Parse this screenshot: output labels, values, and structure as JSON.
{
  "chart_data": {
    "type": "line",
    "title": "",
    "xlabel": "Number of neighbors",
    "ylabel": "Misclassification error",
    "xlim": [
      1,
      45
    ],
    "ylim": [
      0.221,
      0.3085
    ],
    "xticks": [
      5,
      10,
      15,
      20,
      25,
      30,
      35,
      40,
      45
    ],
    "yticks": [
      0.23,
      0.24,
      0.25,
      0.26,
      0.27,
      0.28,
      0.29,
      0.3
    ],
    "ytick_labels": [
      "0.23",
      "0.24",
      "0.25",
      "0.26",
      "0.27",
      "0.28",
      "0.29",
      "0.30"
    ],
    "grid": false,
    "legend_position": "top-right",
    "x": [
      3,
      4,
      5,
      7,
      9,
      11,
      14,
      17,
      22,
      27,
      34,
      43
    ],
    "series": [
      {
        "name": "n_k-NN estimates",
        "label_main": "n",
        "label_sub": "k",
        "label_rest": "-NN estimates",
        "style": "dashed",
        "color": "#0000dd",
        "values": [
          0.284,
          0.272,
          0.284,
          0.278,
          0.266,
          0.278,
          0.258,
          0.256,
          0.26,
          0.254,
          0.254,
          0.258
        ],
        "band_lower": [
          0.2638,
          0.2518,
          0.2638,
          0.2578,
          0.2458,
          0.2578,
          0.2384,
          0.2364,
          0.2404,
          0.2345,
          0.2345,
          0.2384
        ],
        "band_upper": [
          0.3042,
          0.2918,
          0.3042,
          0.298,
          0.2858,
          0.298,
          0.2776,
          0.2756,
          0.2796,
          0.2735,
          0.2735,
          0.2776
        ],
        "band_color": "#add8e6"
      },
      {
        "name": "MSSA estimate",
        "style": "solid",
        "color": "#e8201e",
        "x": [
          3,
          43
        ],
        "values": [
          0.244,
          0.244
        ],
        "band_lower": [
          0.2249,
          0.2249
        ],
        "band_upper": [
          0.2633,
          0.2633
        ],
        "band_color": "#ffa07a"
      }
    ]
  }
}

########################################

Set all of the entries down again, exactly as they were given.

Parse this screenshot: output labels, values, and structure as JSON.
{
  "chart_data": {
    "type": "line",
    "title": "",
    "xlabel": "Number of neighbors",
    "ylabel": "Misclassification error",
    "xlim": [
      1,
      45
    ],
    "ylim": [
      0.221,
      0.3085
    ],
    "xticks": [
      5,
      10,
      15,
      20,
      25,
      30,
      35,
      40,
      45
    ],
    "yticks": [
      0.23,
      0.24,
      0.25,
      0.26,
      0.27,
      0.28,
      0.29,
      0.3
    ],
    "ytick_labels": [
      "0.23",
      "0.24",
      "0.25",
      "0.26",
      "0.27",
      "0.28",
      "0.29",
      "0.30"
    ],
    "grid": false,
    "legend_position": "top-right",
    "x": [
      3,
      4,
      5,
      7,
      9,
      11,
      14,
      17,
      22,
      27,
      34,
      43
    ],
    "series": [
      {
        "name": "n_k-NN estimates",
        "label_main": "n",
        "label_sub": "k",
        "label_rest": "-NN estimates",
        "style": "dashed",
        "color": "#0000dd",
        "values": [
          0.284,
          0.272,
          0.284,
          0.278,
          0.266,
          0.278,
          0.258,
          0.256,
          0.26,
          0.254,
          0.254,
          0.258
        ],
        "band_lower": [
          0.2638,
          0.2518,
          0.2638,
          0.2578,
          0.2458,
          0.2578,
          0.2384,
          0.2364,
          0.2404,
          0.2345,
          0.2345,
          0.2384
        ],
        "band_upper": [
          0.3042,
          0.2918,
          0.3042,
          0.298,
          0.2858,
          0.298,
          0.2776,
          0.2756,
          0.2796,
          0.2735,
          0.2735,
          0.2776
        ],
        "band_color": "#add8e6"
      },
      {
        "name": "MSSA estimate",
        "style": "solid",
        "color": "#e8201e",
        "x": [
          3,
          43
        ],
        "values": [
          0.244,
          0.244
        ],
        "band_lower": [
          0.2249,
          0.2249
        ],
        "band_upper": [
          0.2633,
          0.2633
        ],
        "band_color": "#ffa07a"
      }
    ]
  }
}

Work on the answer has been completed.